# [WRITTEN INSTRUCTION]
Scan the records for the word "pattern". Copy each line that includes it.

++++ TASK MATERIAL

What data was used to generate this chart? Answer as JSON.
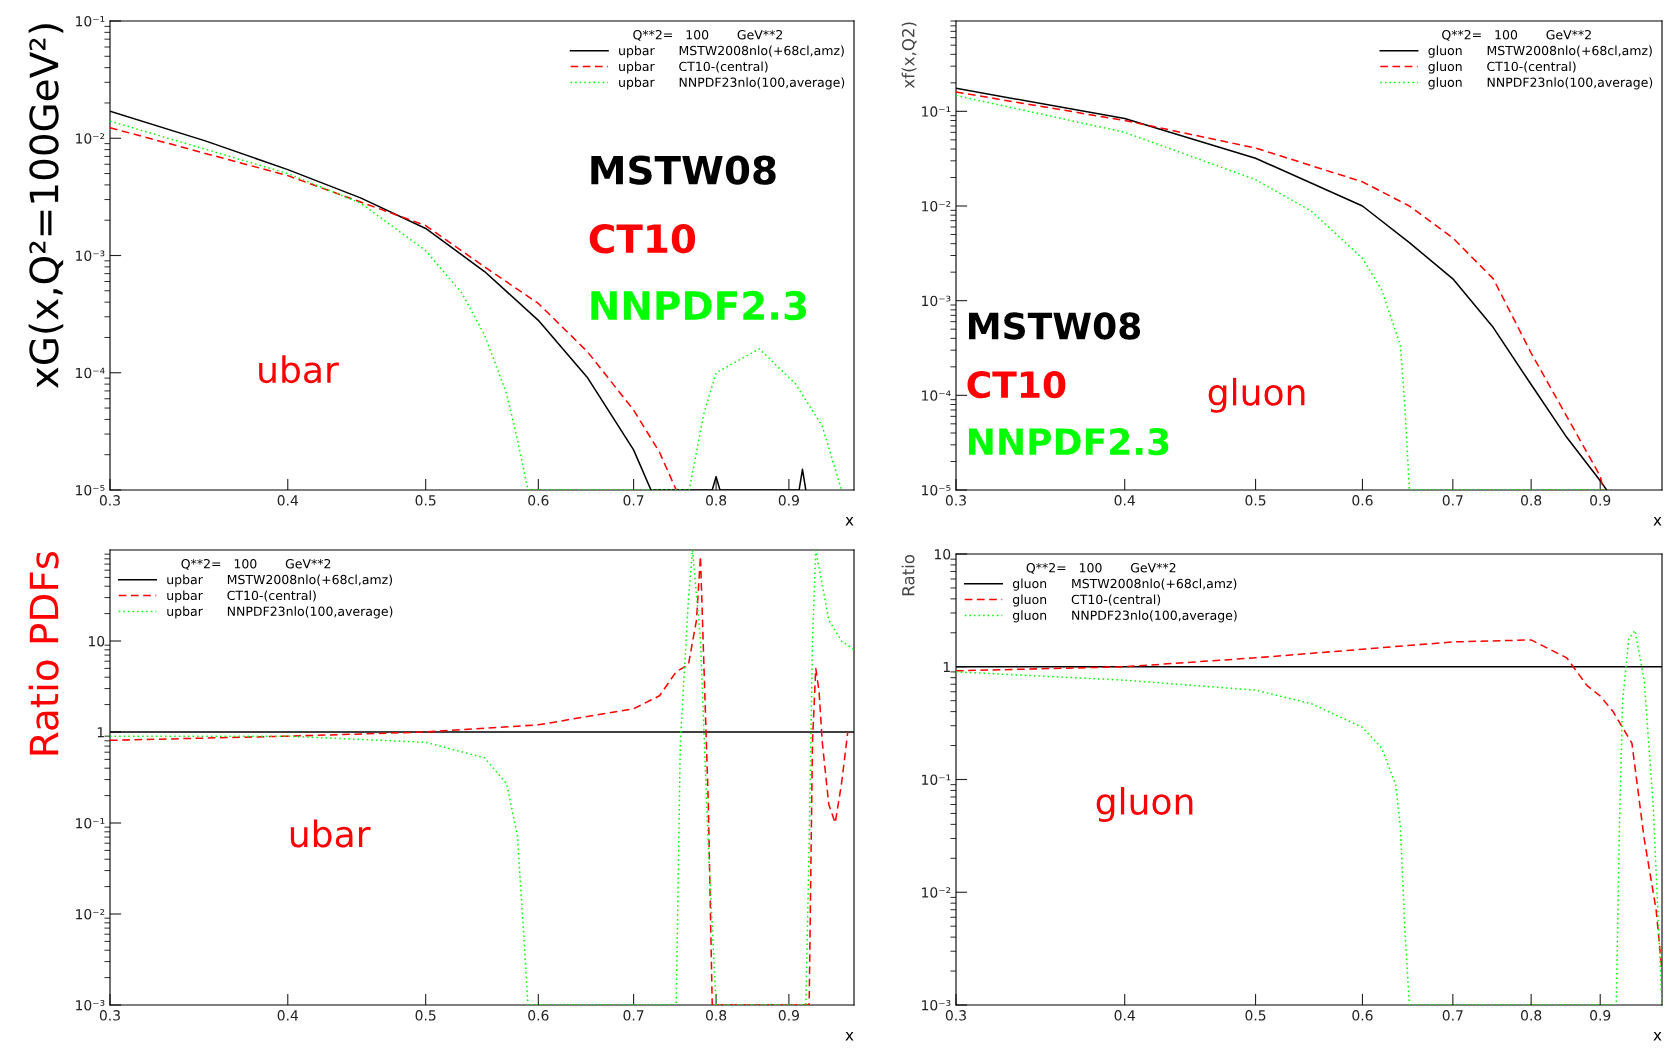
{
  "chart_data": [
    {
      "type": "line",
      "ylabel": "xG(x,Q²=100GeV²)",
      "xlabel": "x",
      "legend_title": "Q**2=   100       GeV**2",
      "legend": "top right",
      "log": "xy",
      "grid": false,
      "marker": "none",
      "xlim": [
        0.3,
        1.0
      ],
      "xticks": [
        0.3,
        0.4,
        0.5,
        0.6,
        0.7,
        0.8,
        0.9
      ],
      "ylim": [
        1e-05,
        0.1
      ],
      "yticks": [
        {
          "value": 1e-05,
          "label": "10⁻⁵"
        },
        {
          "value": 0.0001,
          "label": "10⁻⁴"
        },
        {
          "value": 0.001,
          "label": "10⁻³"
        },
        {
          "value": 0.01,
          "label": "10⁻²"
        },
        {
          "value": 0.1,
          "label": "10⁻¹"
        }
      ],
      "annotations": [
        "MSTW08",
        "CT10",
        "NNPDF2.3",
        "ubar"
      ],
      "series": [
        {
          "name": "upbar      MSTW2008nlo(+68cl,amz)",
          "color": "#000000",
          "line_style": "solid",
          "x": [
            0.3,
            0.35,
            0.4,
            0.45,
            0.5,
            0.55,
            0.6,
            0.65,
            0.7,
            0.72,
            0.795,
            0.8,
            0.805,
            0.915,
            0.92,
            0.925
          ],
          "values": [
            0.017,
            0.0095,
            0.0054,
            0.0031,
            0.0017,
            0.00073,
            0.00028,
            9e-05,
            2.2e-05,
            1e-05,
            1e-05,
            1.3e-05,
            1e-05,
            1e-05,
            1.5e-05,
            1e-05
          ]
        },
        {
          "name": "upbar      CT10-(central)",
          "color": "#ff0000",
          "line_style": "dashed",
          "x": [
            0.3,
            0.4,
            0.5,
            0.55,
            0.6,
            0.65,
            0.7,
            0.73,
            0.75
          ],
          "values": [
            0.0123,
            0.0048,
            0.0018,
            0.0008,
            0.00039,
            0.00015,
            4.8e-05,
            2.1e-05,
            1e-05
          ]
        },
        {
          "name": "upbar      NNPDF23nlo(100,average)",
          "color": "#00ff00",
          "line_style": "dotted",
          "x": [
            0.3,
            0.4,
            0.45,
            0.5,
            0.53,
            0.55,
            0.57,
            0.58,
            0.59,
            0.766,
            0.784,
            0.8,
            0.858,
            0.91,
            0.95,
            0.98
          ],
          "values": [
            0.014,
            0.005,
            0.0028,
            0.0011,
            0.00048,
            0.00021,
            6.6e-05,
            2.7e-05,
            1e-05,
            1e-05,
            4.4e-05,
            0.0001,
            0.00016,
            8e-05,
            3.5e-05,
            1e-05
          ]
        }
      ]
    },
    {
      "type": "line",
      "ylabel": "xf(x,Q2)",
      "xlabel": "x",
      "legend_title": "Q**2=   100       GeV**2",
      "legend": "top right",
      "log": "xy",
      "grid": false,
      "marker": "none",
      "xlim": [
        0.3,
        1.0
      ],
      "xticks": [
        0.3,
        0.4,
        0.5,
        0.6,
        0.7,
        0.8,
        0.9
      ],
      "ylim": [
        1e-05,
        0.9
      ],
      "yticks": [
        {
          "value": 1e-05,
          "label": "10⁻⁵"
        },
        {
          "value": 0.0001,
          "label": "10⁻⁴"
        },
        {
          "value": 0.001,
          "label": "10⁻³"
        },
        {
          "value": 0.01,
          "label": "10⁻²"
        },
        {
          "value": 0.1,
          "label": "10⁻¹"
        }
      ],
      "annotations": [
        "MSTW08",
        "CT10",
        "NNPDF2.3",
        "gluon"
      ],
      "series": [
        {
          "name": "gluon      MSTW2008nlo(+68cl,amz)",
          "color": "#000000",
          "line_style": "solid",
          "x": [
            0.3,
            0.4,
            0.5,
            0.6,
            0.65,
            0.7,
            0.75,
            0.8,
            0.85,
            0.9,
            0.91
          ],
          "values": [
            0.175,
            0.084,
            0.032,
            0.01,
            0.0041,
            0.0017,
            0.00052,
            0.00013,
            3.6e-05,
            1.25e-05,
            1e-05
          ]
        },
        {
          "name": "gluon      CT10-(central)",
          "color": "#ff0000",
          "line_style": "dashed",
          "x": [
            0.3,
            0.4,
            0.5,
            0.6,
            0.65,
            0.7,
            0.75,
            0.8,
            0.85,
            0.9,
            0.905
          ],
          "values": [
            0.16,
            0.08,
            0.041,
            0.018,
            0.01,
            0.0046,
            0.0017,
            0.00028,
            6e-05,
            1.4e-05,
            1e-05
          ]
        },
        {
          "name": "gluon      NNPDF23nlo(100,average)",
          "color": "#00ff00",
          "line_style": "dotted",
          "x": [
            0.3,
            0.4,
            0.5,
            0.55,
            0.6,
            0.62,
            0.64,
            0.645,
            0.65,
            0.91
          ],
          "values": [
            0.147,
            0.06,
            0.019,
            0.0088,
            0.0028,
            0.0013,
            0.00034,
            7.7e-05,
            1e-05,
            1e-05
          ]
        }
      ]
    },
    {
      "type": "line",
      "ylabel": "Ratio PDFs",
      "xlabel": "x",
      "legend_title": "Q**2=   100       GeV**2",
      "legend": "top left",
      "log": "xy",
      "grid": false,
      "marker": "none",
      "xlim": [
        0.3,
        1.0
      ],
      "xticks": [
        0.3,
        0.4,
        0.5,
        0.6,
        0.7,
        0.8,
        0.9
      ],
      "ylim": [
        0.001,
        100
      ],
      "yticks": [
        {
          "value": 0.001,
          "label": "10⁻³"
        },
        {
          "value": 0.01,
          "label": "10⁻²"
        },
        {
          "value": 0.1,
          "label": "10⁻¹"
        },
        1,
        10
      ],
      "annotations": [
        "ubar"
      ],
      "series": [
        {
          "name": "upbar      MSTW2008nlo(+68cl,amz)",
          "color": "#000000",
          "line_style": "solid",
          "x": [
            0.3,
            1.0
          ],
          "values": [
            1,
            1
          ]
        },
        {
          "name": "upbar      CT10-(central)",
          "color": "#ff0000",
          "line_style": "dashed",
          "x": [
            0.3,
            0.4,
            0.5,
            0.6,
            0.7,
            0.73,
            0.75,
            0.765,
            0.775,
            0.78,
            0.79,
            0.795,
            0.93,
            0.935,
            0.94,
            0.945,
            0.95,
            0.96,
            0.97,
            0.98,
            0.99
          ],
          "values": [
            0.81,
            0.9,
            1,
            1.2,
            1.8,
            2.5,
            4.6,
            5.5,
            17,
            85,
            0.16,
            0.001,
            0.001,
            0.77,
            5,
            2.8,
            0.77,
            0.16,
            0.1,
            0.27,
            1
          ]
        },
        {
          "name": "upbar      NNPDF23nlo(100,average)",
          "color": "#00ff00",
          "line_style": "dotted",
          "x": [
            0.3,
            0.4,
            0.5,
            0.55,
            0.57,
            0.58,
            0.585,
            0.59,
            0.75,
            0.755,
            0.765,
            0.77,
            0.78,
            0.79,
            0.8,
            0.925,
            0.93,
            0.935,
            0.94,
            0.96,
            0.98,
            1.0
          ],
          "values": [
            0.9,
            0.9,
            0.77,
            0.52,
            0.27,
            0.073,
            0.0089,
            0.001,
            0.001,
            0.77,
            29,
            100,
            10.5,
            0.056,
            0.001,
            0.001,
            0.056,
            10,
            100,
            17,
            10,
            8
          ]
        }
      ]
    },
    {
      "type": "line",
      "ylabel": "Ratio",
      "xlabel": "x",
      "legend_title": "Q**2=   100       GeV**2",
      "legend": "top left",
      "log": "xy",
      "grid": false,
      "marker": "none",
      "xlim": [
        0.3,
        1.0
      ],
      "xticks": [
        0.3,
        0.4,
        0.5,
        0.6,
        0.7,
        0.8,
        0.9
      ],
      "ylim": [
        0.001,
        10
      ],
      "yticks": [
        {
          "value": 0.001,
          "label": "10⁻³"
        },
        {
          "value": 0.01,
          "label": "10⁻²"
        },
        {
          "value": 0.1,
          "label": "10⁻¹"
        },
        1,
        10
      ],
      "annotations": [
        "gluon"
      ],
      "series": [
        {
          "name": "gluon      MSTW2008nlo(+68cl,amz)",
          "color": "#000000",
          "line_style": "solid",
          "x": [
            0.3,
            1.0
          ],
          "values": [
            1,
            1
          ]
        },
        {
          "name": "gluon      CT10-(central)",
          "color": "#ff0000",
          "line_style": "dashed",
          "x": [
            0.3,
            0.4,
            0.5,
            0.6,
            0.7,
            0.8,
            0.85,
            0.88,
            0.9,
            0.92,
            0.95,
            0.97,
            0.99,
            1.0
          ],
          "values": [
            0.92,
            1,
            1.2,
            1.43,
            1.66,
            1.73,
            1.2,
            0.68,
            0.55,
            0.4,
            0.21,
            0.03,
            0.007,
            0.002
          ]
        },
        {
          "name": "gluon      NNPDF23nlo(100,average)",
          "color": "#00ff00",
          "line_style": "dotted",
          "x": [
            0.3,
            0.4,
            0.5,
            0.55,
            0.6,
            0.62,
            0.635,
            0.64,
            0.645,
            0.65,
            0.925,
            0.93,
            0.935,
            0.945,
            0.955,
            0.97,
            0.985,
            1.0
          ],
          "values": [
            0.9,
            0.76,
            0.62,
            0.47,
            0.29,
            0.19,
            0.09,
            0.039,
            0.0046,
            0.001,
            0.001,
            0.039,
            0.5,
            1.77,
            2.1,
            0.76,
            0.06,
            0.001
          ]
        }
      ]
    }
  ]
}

++++++++
++++ TASK MATERIAL

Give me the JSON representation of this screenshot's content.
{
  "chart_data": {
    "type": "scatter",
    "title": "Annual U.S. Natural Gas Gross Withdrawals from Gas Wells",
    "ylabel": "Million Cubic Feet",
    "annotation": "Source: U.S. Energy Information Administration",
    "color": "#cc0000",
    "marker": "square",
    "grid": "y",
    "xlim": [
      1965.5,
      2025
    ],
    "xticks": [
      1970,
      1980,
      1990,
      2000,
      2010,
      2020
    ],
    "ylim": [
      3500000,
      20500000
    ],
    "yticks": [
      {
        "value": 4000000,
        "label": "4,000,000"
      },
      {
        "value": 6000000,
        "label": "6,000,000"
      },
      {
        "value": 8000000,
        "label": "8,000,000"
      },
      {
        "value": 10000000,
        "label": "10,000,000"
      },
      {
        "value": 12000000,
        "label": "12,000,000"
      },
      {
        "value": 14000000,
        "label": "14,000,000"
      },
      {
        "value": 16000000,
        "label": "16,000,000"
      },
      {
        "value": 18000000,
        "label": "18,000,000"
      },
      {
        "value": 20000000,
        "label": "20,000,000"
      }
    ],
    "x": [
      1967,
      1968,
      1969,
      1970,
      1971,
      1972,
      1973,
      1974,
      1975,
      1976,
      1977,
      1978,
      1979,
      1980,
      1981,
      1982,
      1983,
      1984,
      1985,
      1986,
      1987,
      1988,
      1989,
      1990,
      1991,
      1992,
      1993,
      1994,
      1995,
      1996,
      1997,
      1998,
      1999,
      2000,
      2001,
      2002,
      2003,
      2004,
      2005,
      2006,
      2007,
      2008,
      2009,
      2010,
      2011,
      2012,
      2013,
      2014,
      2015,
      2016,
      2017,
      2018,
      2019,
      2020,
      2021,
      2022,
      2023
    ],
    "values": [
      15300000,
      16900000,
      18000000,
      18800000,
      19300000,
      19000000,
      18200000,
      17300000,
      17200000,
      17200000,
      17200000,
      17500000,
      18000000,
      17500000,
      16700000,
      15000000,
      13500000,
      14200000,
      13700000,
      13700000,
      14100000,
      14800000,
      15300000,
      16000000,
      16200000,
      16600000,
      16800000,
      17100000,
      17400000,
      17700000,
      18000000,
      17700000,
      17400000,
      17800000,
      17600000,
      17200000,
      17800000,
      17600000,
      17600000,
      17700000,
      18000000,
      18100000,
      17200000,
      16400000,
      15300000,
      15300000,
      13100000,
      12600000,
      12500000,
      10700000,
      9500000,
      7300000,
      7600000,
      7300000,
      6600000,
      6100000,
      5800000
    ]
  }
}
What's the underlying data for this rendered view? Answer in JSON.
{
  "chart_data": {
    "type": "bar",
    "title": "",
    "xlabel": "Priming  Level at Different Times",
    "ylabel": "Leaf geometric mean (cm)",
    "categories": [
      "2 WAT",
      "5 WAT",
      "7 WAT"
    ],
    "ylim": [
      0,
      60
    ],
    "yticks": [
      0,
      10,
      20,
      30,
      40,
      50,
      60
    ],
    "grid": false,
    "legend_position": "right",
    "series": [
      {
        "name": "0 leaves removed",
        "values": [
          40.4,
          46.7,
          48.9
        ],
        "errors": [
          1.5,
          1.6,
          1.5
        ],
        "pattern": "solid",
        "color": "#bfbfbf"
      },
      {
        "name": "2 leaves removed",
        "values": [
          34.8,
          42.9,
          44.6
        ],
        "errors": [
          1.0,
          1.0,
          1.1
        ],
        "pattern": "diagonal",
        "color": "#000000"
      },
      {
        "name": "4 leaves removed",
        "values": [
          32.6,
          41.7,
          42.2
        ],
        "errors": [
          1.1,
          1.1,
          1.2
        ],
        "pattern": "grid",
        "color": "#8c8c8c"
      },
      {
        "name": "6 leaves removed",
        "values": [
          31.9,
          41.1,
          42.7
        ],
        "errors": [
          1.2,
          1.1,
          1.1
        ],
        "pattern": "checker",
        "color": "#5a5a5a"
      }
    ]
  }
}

++++++++

# [OUTPUT OF THE EXERCISE]
        "pattern": "solid",
        "pattern": "diagonal",
        "pattern": "grid",
        "pattern": "checker",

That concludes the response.